** Start of Entries shown **
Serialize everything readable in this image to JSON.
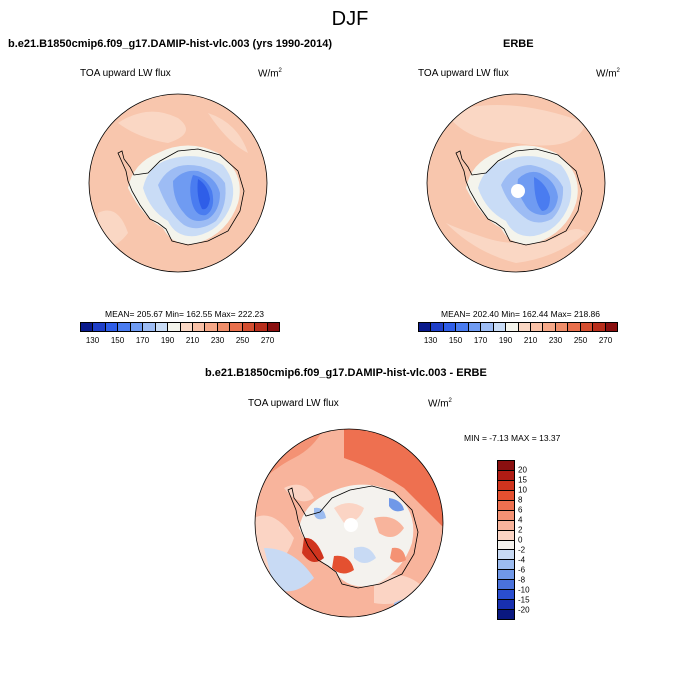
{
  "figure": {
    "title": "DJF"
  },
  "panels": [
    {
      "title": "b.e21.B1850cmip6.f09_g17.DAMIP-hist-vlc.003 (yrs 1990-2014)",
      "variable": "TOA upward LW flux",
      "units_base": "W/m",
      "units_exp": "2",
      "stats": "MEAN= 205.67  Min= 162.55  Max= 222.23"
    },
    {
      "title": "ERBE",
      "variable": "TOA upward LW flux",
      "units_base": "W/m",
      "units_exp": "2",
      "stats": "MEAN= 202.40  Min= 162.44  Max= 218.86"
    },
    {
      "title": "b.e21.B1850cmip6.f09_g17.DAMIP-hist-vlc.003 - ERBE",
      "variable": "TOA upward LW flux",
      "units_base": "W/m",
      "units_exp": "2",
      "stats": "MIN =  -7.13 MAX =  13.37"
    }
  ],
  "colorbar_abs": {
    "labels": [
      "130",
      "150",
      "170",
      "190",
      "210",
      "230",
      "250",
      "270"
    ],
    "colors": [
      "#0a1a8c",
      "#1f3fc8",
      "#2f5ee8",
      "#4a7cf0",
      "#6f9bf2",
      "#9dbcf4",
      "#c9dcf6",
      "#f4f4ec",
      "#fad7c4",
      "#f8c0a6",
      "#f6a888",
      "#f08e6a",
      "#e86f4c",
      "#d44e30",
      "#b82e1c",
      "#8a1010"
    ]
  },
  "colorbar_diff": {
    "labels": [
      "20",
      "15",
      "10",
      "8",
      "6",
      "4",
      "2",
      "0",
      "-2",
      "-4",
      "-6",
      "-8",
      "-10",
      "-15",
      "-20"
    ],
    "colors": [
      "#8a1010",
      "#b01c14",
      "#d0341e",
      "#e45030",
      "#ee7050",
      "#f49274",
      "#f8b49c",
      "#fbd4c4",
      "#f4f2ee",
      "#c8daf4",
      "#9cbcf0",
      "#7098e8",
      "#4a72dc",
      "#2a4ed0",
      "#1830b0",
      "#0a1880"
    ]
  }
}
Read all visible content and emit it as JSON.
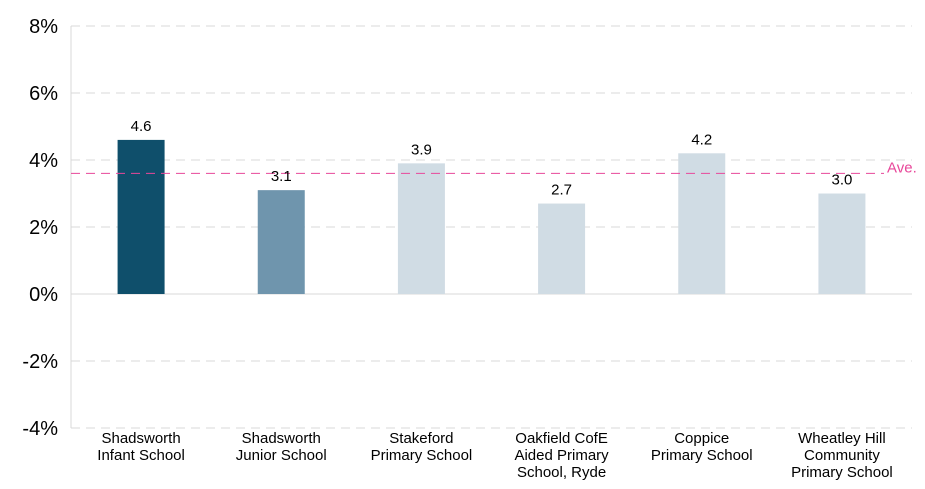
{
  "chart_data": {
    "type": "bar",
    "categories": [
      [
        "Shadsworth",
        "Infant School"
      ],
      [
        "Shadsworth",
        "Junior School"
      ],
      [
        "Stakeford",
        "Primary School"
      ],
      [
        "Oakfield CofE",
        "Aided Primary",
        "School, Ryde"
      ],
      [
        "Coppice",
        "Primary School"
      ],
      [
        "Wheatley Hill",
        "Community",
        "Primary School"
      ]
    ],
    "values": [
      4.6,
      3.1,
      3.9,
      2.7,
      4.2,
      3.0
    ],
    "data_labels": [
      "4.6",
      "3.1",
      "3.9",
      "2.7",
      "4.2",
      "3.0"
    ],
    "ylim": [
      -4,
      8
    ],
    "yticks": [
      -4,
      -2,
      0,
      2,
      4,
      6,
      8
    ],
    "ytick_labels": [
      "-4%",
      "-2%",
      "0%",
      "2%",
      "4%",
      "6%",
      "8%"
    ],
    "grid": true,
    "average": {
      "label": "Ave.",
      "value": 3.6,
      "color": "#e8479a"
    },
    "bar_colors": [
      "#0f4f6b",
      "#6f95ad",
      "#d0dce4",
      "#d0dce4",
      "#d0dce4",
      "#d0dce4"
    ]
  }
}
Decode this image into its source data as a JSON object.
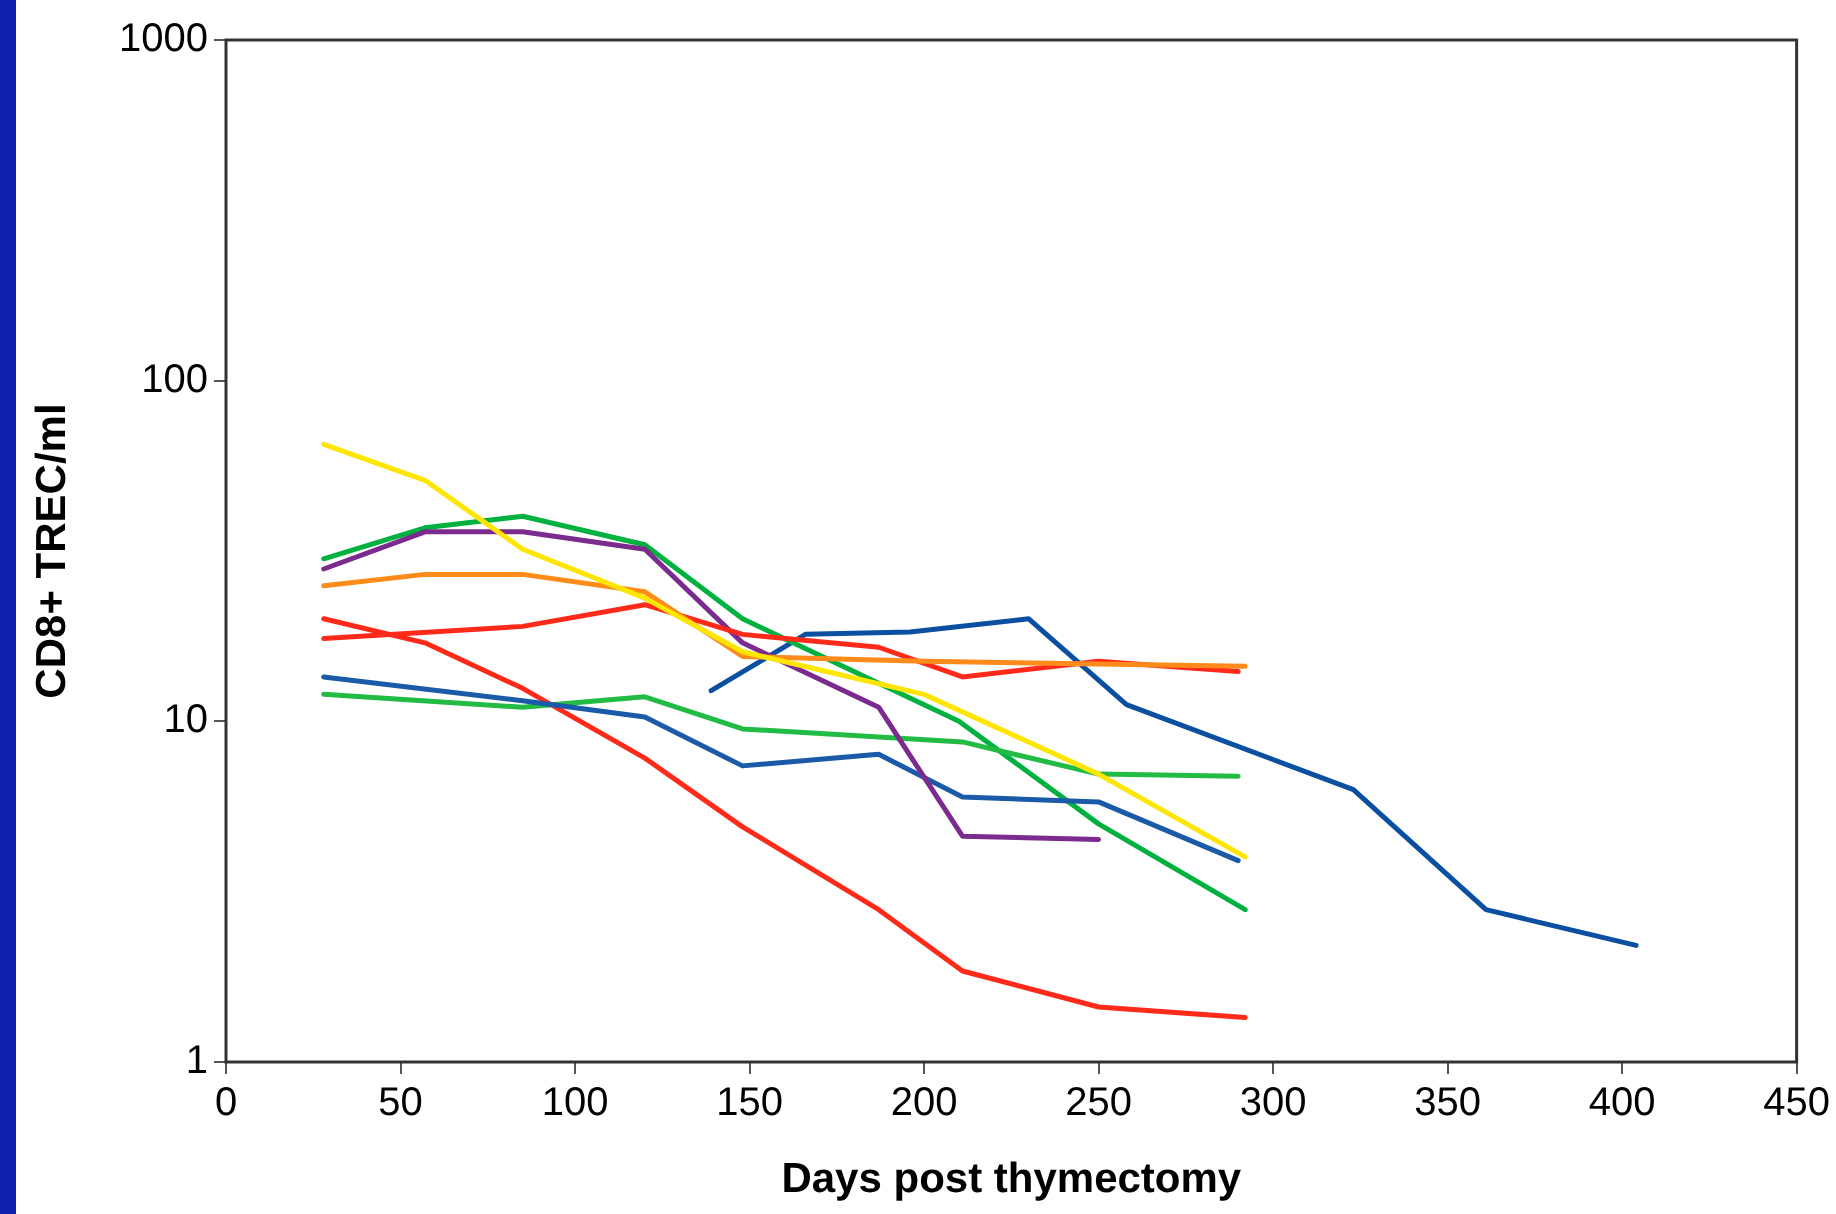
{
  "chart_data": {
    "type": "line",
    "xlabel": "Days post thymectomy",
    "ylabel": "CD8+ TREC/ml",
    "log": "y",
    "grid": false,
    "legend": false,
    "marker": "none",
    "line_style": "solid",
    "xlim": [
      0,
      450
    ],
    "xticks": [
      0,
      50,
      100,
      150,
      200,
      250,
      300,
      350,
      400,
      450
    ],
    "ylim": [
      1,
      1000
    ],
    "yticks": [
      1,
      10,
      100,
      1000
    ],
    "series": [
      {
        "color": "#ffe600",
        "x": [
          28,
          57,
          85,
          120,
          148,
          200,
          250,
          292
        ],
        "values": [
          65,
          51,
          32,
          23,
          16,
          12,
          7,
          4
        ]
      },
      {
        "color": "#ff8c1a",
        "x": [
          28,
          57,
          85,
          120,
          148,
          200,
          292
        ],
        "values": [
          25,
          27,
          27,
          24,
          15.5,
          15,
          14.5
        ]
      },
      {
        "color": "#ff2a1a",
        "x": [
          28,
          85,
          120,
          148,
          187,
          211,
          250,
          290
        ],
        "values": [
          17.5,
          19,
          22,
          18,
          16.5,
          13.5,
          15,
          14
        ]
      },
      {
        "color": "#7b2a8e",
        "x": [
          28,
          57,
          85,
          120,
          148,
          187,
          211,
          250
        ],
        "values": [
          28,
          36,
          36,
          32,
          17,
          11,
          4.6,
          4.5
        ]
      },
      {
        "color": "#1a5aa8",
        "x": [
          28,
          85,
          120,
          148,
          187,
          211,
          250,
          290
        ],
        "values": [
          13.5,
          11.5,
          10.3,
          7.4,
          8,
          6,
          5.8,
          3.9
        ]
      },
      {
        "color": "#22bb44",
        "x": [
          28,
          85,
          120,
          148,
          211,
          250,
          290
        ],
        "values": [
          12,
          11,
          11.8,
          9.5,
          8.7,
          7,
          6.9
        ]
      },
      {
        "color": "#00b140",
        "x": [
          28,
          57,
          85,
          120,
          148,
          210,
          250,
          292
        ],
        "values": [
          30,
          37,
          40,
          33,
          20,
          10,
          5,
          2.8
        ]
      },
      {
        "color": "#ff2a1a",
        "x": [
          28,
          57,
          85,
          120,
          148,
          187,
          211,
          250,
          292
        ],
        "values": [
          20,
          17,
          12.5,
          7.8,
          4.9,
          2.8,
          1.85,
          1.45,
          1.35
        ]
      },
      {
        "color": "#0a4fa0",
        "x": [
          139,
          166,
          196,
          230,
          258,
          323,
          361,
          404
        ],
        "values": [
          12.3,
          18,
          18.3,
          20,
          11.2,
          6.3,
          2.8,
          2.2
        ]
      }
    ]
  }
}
** End of Entries shown **
:: The task ::
Pictures in the data above should not be copied; transcribe everything else exactly.

:: Worked solution ::
Serialize everything readable in this image to JSON.
{
  "figure": {
    "title": "DJF"
  },
  "panels": [
    {
      "title": "b.e21.B1850cmip6.f09_g17.DAMIP-hist-vlc.003 (yrs 1990-2014)",
      "variable": "TOA upward LW flux",
      "units_base": "W/m",
      "units_exp": "2",
      "stats": "MEAN= 205.67  Min= 162.55  Max= 222.23"
    },
    {
      "title": "ERBE",
      "variable": "TOA upward LW flux",
      "units_base": "W/m",
      "units_exp": "2",
      "stats": "MEAN= 202.40  Min= 162.44  Max= 218.86"
    },
    {
      "title": "b.e21.B1850cmip6.f09_g17.DAMIP-hist-vlc.003 - ERBE",
      "variable": "TOA upward LW flux",
      "units_base": "W/m",
      "units_exp": "2",
      "stats": "MIN =  -7.13 MAX =  13.37"
    }
  ],
  "colorbar_abs": {
    "labels": [
      "130",
      "150",
      "170",
      "190",
      "210",
      "230",
      "250",
      "270"
    ],
    "colors": [
      "#0a1a8c",
      "#1f3fc8",
      "#2f5ee8",
      "#4a7cf0",
      "#6f9bf2",
      "#9dbcf4",
      "#c9dcf6",
      "#f4f4ec",
      "#fad7c4",
      "#f8c0a6",
      "#f6a888",
      "#f08e6a",
      "#e86f4c",
      "#d44e30",
      "#b82e1c",
      "#8a1010"
    ]
  },
  "colorbar_diff": {
    "labels": [
      "20",
      "15",
      "10",
      "8",
      "6",
      "4",
      "2",
      "0",
      "-2",
      "-4",
      "-6",
      "-8",
      "-10",
      "-15",
      "-20"
    ],
    "colors": [
      "#8a1010",
      "#b01c14",
      "#d0341e",
      "#e45030",
      "#ee7050",
      "#f49274",
      "#f8b49c",
      "#fbd4c4",
      "#f4f2ee",
      "#c8daf4",
      "#9cbcf0",
      "#7098e8",
      "#4a72dc",
      "#2a4ed0",
      "#1830b0",
      "#0a1880"
    ]
  }
}
Read all visible content and emit it as JSON.
{
  "chart_data": {
    "type": "bar",
    "categories": [
      [
        "Shadsworth",
        "Infant School"
      ],
      [
        "Shadsworth",
        "Junior School"
      ],
      [
        "Stakeford",
        "Primary School"
      ],
      [
        "Oakfield CofE",
        "Aided Primary",
        "School, Ryde"
      ],
      [
        "Coppice",
        "Primary School"
      ],
      [
        "Wheatley Hill",
        "Community",
        "Primary School"
      ]
    ],
    "values": [
      4.6,
      3.1,
      3.9,
      2.7,
      4.2,
      3.0
    ],
    "data_labels": [
      "4.6",
      "3.1",
      "3.9",
      "2.7",
      "4.2",
      "3.0"
    ],
    "ylim": [
      -4,
      8
    ],
    "yticks": [
      -4,
      -2,
      0,
      2,
      4,
      6,
      8
    ],
    "ytick_labels": [
      "-4%",
      "-2%",
      "0%",
      "2%",
      "4%",
      "6%",
      "8%"
    ],
    "grid": true,
    "average": {
      "label": "Ave.",
      "value": 3.6,
      "color": "#e8479a"
    },
    "bar_colors": [
      "#0f4f6b",
      "#6f95ad",
      "#d0dce4",
      "#d0dce4",
      "#d0dce4",
      "#d0dce4"
    ]
  }
}
Decode this image into its source data as a JSON object.
{
  "chart_data": {
    "type": "line",
    "xlabel": "Days post thymectomy",
    "ylabel": "CD8+ TREC/ml",
    "log": "y",
    "grid": false,
    "legend": false,
    "marker": "none",
    "line_style": "solid",
    "xlim": [
      0,
      450
    ],
    "xticks": [
      0,
      50,
      100,
      150,
      200,
      250,
      300,
      350,
      400,
      450
    ],
    "ylim": [
      1,
      1000
    ],
    "yticks": [
      1,
      10,
      100,
      1000
    ],
    "series": [
      {
        "color": "#ffe600",
        "x": [
          28,
          57,
          85,
          120,
          148,
          200,
          250,
          292
        ],
        "values": [
          65,
          51,
          32,
          23,
          16,
          12,
          7,
          4
        ]
      },
      {
        "color": "#ff8c1a",
        "x": [
          28,
          57,
          85,
          120,
          148,
          200,
          292
        ],
        "values": [
          25,
          27,
          27,
          24,
          15.5,
          15,
          14.5
        ]
      },
      {
        "color": "#ff2a1a",
        "x": [
          28,
          85,
          120,
          148,
          187,
          211,
          250,
          290
        ],
        "values": [
          17.5,
          19,
          22,
          18,
          16.5,
          13.5,
          15,
          14
        ]
      },
      {
        "color": "#7b2a8e",
        "x": [
          28,
          57,
          85,
          120,
          148,
          187,
          211,
          250
        ],
        "values": [
          28,
          36,
          36,
          32,
          17,
          11,
          4.6,
          4.5
        ]
      },
      {
        "color": "#1a5aa8",
        "x": [
          28,
          85,
          120,
          148,
          187,
          211,
          250,
          290
        ],
        "values": [
          13.5,
          11.5,
          10.3,
          7.4,
          8,
          6,
          5.8,
          3.9
        ]
      },
      {
        "color": "#22bb44",
        "x": [
          28,
          85,
          120,
          148,
          211,
          250,
          290
        ],
        "values": [
          12,
          11,
          11.8,
          9.5,
          8.7,
          7,
          6.9
        ]
      },
      {
        "color": "#00b140",
        "x": [
          28,
          57,
          85,
          120,
          148,
          210,
          250,
          292
        ],
        "values": [
          30,
          37,
          40,
          33,
          20,
          10,
          5,
          2.8
        ]
      },
      {
        "color": "#ff2a1a",
        "x": [
          28,
          57,
          85,
          120,
          148,
          187,
          211,
          250,
          292
        ],
        "values": [
          20,
          17,
          12.5,
          7.8,
          4.9,
          2.8,
          1.85,
          1.45,
          1.35
        ]
      },
      {
        "color": "#0a4fa0",
        "x": [
          139,
          166,
          196,
          230,
          258,
          323,
          361,
          404
        ],
        "values": [
          12.3,
          18,
          18.3,
          20,
          11.2,
          6.3,
          2.8,
          2.2
        ]
      }
    ]
  }
}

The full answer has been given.